Omit the pictures and output every entry below exactly as written.
_ _ _
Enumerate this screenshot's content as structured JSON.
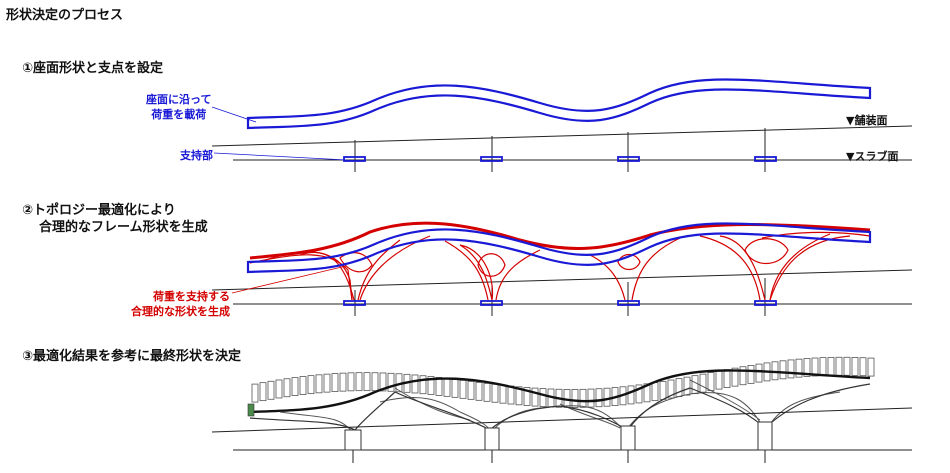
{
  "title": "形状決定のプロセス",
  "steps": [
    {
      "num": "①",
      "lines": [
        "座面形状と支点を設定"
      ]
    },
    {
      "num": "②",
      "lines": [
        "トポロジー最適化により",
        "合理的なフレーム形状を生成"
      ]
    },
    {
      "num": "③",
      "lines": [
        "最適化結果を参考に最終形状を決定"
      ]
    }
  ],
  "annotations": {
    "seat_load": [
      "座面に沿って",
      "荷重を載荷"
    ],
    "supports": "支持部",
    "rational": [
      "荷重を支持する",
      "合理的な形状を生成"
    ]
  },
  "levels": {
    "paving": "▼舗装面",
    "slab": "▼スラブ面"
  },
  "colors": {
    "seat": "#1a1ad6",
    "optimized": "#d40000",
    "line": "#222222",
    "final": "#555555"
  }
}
_ _ _
• _Result_
Enumerate this screenshot's content as structured JSON.
{
  "title": "形状決定のプロセス",
  "steps": [
    {
      "num": "①",
      "lines": [
        "座面形状と支点を設定"
      ]
    },
    {
      "num": "②",
      "lines": [
        "トポロジー最適化により",
        "合理的なフレーム形状を生成"
      ]
    },
    {
      "num": "③",
      "lines": [
        "最適化結果を参考に最終形状を決定"
      ]
    }
  ],
  "annotations": {
    "seat_load": [
      "座面に沿って",
      "荷重を載荷"
    ],
    "supports": "支持部",
    "rational": [
      "荷重を支持する",
      "合理的な形状を生成"
    ]
  },
  "levels": {
    "paving": "▼舗装面",
    "slab": "▼スラブ面"
  },
  "colors": {
    "seat": "#1a1ad6",
    "optimized": "#d40000",
    "line": "#222222",
    "final": "#555555"
  }
}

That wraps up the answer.